--- Begin ---

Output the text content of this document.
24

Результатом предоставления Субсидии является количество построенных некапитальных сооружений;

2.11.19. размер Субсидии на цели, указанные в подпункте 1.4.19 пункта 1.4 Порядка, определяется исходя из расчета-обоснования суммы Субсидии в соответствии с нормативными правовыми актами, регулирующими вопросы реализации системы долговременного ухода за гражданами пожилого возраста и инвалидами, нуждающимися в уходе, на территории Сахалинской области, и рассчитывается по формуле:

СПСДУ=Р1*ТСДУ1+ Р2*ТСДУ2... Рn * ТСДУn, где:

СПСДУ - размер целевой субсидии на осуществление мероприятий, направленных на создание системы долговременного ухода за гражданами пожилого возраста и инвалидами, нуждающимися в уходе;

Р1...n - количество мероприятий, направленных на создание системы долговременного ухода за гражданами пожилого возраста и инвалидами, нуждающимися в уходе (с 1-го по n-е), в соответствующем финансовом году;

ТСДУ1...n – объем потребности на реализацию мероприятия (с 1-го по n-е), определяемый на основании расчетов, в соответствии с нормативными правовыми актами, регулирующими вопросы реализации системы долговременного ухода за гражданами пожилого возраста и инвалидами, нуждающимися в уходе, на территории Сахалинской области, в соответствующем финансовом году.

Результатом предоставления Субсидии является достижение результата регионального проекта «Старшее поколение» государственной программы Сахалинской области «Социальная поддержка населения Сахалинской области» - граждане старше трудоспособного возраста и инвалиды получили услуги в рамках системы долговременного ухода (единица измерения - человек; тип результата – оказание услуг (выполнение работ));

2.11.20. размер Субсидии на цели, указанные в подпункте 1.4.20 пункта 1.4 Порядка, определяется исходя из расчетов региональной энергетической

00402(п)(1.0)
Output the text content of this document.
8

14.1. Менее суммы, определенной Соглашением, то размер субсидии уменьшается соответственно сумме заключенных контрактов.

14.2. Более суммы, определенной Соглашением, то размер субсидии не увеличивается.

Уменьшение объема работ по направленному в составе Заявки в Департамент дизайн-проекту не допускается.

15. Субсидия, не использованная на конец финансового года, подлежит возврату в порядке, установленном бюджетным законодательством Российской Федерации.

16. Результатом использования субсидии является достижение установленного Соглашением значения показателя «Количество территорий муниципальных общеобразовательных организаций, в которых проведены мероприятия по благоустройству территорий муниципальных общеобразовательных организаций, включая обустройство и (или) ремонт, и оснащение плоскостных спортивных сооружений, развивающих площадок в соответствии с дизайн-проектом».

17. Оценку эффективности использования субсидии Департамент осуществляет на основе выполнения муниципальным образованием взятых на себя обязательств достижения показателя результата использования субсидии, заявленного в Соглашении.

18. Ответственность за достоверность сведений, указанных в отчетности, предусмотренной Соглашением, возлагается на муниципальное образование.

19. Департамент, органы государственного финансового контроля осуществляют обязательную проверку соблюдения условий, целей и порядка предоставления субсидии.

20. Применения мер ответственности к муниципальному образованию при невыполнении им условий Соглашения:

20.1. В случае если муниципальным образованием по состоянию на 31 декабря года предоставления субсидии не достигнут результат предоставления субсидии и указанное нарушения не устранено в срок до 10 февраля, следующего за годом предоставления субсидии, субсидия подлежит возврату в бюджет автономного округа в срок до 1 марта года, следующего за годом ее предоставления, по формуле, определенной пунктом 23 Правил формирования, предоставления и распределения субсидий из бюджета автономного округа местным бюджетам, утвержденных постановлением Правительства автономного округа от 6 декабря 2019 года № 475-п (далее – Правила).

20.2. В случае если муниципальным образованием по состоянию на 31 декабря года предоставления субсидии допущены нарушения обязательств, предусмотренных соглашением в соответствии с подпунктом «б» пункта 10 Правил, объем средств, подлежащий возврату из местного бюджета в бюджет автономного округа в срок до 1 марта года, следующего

--- End ---

• WHAT YOU WILL DO:
Output all of the material, please, exactly as it stands.

• SOLUTION:
Output the text content of this document.
24

Результатом предоставления Субсидии является количество построенных некапитальных сооружений;

2.11.19. размер Субсидии на цели, указанные в подпункте 1.4.19 пункта 1.4 Порядка, определяется исходя из расчета-обоснования суммы Субсидии в соответствии с нормативными правовыми актами, регулирующими вопросы реализации системы долговременного ухода за гражданами пожилого возраста и инвалидами, нуждающимися в уходе, на территории Сахалинской области, и рассчитывается по формуле:

СПСДУ=Р1*ТСДУ1+ Р2*ТСДУ2... Рn * ТСДУn, где:

СПСДУ - размер целевой субсидии на осуществление мероприятий, направленных на создание системы долговременного ухода за гражданами пожилого возраста и инвалидами, нуждающимися в уходе;

Р1...n - количество мероприятий, направленных на создание системы долговременного ухода за гражданами пожилого возраста и инвалидами, нуждающимися в уходе (с 1-го по n-е), в соответствующем финансовом году;

ТСДУ1...n – объем потребности на реализацию мероприятия (с 1-го по n-е), определяемый на основании расчетов, в соответствии с нормативными правовыми актами, регулирующими вопросы реализации системы долговременного ухода за гражданами пожилого возраста и инвалидами, нуждающимися в уходе, на территории Сахалинской области, в соответствующем финансовом году.

Результатом предоставления Субсидии является достижение результата регионального проекта «Старшее поколение» государственной программы Сахалинской области «Социальная поддержка населения Сахалинской области» - граждане старше трудоспособного возраста и инвалиды получили услуги в рамках системы долговременного ухода (единица измерения - человек; тип результата – оказание услуг (выполнение работ));

2.11.20. размер Субсидии на цели, указанные в подпункте 1.4.20 пункта 1.4 Порядка, определяется исходя из расчетов региональной энергетической

00402(п)(1.0)
Output the text content of this document.
8

14.1. Менее суммы, определенной Соглашением, то размер субсидии уменьшается соответственно сумме заключенных контрактов.

14.2. Более суммы, определенной Соглашением, то размер субсидии не увеличивается.

Уменьшение объема работ по направленному в составе Заявки в Департамент дизайн-проекту не допускается.

15. Субсидия, не использованная на конец финансового года, подлежит возврату в порядке, установленном бюджетным законодательством Российской Федерации.

16. Результатом использования субсидии является достижение установленного Соглашением значения показателя «Количество территорий муниципальных общеобразовательных организаций, в которых проведены мероприятия по благоустройству территорий муниципальных общеобразовательных организаций, включая обустройство и (или) ремонт, и оснащение плоскостных спортивных сооружений, развивающих площадок в соответствии с дизайн-проектом».

17. Оценку эффективности использования субсидии Департамент осуществляет на основе выполнения муниципальным образованием взятых на себя обязательств достижения показателя результата использования субсидии, заявленного в Соглашении.

18. Ответственность за достоверность сведений, указанных в отчетности, предусмотренной Соглашением, возлагается на муниципальное образование.

19. Департамент, органы государственного финансового контроля осуществляют обязательную проверку соблюдения условий, целей и порядка предоставления субсидии.

20. Применения мер ответственности к муниципальному образованию при невыполнении им условий Соглашения:

20.1. В случае если муниципальным образованием по состоянию на 31 декабря года предоставления субсидии не достигнут результат предоставления субсидии и указанное нарушения не устранено в срок до 10 февраля, следующего за годом предоставления субсидии, субсидия подлежит возврату в бюджет автономного округа в срок до 1 марта года, следующего за годом ее предоставления, по формуле, определенной пунктом 23 Правил формирования, предоставления и распределения субсидий из бюджета автономного округа местным бюджетам, утвержденных постановлением Правительства автономного округа от 6 декабря 2019 года № 475-п (далее – Правила).

20.2. В случае если муниципальным образованием по состоянию на 31 декабря года предоставления субсидии допущены нарушения обязательств, предусмотренных соглашением в соответствии с подпунктом «б» пункта 10 Правил, объем средств, подлежащий возврату из местного бюджета в бюджет автономного округа в срок до 1 марта года, следующего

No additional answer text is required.